EXERCISE AIM:
Repeat the data that follows, word for word, without the images.
--- EXTRACTED INFORMATION ---
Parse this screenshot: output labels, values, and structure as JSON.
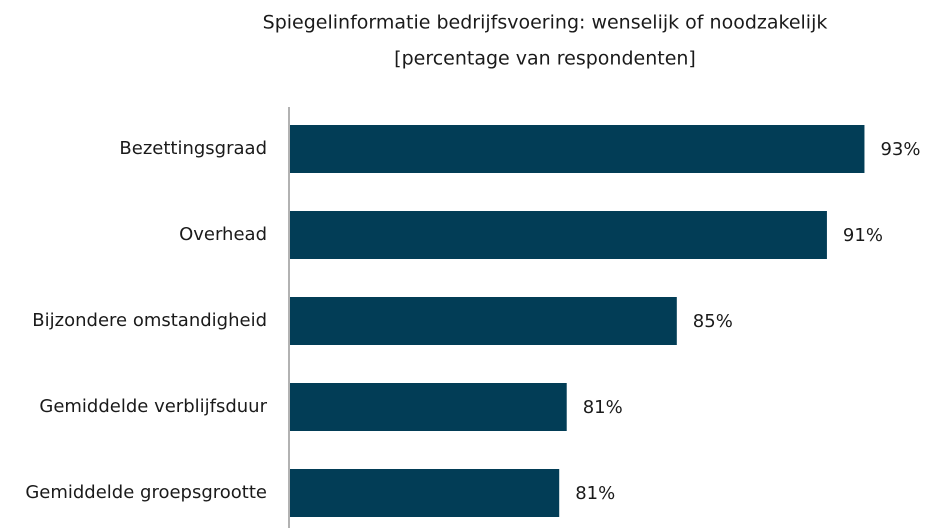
{
  "chart_data": {
    "type": "bar",
    "orientation": "horizontal",
    "title": [
      "Spiegelinformatie bedrijfsvoering: wenselijk of noodzakelijk",
      "[percentage van respondenten]"
    ],
    "categories": [
      "Bezettingsgraad",
      "Overhead",
      "Bijzondere omstandigheid",
      "Gemiddelde verblijfsduur",
      "Gemiddelde groepsgrootte"
    ],
    "values": [
      92.9,
      91.4,
      85.4,
      81.0,
      80.7
    ],
    "value_labels": [
      "93%",
      "91%",
      "85%",
      "81%",
      "81%"
    ],
    "color": "#023d56",
    "xlim": [
      69.9,
      95
    ]
  }
}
---
EXERCISE SOLUTION:
Parse this screenshot: output labels, values, and structure as JSON.
{
  "chart_data": {
    "type": "bar",
    "orientation": "horizontal",
    "title": [
      "Spiegelinformatie bedrijfsvoering: wenselijk of noodzakelijk",
      "[percentage van respondenten]"
    ],
    "categories": [
      "Bezettingsgraad",
      "Overhead",
      "Bijzondere omstandigheid",
      "Gemiddelde verblijfsduur",
      "Gemiddelde groepsgrootte"
    ],
    "values": [
      92.9,
      91.4,
      85.4,
      81.0,
      80.7
    ],
    "value_labels": [
      "93%",
      "91%",
      "85%",
      "81%",
      "81%"
    ],
    "color": "#023d56",
    "xlim": [
      69.9,
      95
    ]
  }
}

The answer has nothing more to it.